**Problem requirements:**
Every line of the data must be copied exactly.

**Provided records:**
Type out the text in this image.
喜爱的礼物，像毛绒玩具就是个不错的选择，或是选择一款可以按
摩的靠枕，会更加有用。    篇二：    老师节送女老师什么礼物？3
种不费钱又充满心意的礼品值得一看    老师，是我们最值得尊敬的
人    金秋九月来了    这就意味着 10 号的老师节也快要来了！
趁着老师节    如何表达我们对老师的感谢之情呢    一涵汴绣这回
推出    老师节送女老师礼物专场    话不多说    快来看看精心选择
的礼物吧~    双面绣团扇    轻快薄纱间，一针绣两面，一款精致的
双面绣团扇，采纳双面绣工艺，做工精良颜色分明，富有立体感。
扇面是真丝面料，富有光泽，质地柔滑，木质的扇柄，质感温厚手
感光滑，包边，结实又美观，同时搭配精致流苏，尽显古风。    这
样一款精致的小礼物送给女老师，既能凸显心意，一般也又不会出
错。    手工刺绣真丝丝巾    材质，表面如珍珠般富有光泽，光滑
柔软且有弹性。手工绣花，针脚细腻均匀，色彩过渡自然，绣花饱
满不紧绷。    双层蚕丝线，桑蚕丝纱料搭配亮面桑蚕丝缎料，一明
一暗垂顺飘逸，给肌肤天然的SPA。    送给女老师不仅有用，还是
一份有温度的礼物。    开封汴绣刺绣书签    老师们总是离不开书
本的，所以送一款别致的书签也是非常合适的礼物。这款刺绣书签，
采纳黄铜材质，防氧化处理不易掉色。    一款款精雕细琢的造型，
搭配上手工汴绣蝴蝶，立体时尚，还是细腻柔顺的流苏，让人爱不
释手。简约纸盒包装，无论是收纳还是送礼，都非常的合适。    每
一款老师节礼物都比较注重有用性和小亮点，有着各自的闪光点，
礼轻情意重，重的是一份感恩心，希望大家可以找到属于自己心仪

**Final result:**
Type out the text in this image.
喜爱的礼物，像毛绒玩具就是个不错的选择，或是选择一款可以按
摩的靠枕，会更加有用。    篇二：    老师节送女老师什么礼物？3
种不费钱又充满心意的礼品值得一看    老师，是我们最值得尊敬的
人    金秋九月来了    这就意味着 10 号的老师节也快要来了！
趁着老师节    如何表达我们对老师的感谢之情呢    一涵汴绣这回
推出    老师节送女老师礼物专场    话不多说    快来看看精心选择
的礼物吧~    双面绣团扇    轻快薄纱间，一针绣两面，一款精致的
双面绣团扇，采纳双面绣工艺，做工精良颜色分明，富有立体感。
扇面是真丝面料，富有光泽，质地柔滑，木质的扇柄，质感温厚手
感光滑，包边，结实又美观，同时搭配精致流苏，尽显古风。    这
样一款精致的小礼物送给女老师，既能凸显心意，一般也又不会出
错。    手工刺绣真丝丝巾    材质，表面如珍珠般富有光泽，光滑
柔软且有弹性。手工绣花，针脚细腻均匀，色彩过渡自然，绣花饱
满不紧绷。    双层蚕丝线，桑蚕丝纱料搭配亮面桑蚕丝缎料，一明
一暗垂顺飘逸，给肌肤天然的SPA。    送给女老师不仅有用，还是
一份有温度的礼物。    开封汴绣刺绣书签    老师们总是离不开书
本的，所以送一款别致的书签也是非常合适的礼物。这款刺绣书签，
采纳黄铜材质，防氧化处理不易掉色。    一款款精雕细琢的造型，
搭配上手工汴绣蝴蝶，立体时尚，还是细腻柔顺的流苏，让人爱不
释手。简约纸盒包装，无论是收纳还是送礼，都非常的合适。    每
一款老师节礼物都比较注重有用性和小亮点，有着各自的闪光点，
礼轻情意重，重的是一份感恩心，希望大家可以找到属于自己心仪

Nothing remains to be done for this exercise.